### Material for the task:
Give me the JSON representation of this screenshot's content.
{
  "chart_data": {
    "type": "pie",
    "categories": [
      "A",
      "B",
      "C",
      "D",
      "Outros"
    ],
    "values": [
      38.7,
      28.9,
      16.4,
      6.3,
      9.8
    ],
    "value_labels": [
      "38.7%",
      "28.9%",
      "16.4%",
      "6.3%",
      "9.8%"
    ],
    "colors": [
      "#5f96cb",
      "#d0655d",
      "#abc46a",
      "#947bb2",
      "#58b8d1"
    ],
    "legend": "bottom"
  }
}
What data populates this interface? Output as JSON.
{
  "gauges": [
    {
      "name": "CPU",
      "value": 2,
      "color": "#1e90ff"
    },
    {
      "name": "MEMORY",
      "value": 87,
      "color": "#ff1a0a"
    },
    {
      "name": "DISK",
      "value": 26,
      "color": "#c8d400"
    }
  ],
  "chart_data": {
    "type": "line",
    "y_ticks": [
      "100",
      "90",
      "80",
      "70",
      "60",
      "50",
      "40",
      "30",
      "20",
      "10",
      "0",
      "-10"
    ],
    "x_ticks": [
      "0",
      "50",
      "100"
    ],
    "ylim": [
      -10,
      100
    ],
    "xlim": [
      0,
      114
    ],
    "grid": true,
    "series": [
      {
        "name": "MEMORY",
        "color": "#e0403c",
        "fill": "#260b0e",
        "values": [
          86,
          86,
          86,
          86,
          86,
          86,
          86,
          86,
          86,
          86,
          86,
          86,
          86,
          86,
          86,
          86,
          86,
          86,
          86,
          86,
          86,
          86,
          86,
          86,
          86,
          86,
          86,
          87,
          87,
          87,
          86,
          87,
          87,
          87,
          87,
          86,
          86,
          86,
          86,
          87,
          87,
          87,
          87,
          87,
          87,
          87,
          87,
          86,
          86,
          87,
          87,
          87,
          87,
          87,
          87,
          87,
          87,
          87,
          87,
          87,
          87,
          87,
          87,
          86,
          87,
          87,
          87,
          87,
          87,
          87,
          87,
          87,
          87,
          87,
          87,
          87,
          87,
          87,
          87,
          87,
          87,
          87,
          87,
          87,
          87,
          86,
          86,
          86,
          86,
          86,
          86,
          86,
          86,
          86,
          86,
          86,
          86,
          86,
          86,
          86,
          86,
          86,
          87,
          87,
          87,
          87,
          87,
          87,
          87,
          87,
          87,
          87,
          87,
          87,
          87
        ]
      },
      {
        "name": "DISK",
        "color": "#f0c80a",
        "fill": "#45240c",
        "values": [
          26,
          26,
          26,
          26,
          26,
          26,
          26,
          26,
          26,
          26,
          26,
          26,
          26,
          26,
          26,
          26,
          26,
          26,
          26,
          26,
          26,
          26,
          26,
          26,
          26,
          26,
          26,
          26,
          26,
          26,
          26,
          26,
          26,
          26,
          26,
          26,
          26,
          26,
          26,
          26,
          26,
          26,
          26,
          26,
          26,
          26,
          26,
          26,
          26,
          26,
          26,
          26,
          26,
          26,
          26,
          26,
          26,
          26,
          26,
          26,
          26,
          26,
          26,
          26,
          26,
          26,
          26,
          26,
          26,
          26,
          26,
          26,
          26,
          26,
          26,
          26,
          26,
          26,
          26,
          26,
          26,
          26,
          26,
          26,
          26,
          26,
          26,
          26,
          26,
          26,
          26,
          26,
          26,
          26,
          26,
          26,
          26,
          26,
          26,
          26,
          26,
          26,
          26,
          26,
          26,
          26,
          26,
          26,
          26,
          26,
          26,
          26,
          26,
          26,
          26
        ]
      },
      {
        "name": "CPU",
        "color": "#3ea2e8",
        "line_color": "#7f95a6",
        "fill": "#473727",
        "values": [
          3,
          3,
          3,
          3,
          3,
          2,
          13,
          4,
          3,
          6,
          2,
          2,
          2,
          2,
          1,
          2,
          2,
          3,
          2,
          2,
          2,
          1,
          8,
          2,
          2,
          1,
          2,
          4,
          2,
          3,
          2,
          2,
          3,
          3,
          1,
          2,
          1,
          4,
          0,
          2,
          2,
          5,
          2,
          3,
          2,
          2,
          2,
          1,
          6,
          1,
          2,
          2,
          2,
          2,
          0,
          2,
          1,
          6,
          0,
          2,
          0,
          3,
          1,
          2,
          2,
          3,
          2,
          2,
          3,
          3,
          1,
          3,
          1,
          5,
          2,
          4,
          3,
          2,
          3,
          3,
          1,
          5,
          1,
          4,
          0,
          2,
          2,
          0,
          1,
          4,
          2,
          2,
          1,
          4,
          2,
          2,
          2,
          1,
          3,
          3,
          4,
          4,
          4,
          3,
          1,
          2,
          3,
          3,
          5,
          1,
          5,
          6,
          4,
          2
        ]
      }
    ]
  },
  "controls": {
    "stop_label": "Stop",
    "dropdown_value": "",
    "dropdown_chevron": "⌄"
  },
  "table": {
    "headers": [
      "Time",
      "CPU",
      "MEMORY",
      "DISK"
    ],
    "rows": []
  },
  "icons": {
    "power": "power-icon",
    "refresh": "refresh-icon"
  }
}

### Your goal:
Copy out each line of the data containing the string "this".

### Full output:
Give me the JSON representation of this screenshot's content.
What data populates this interface? Output as JSON.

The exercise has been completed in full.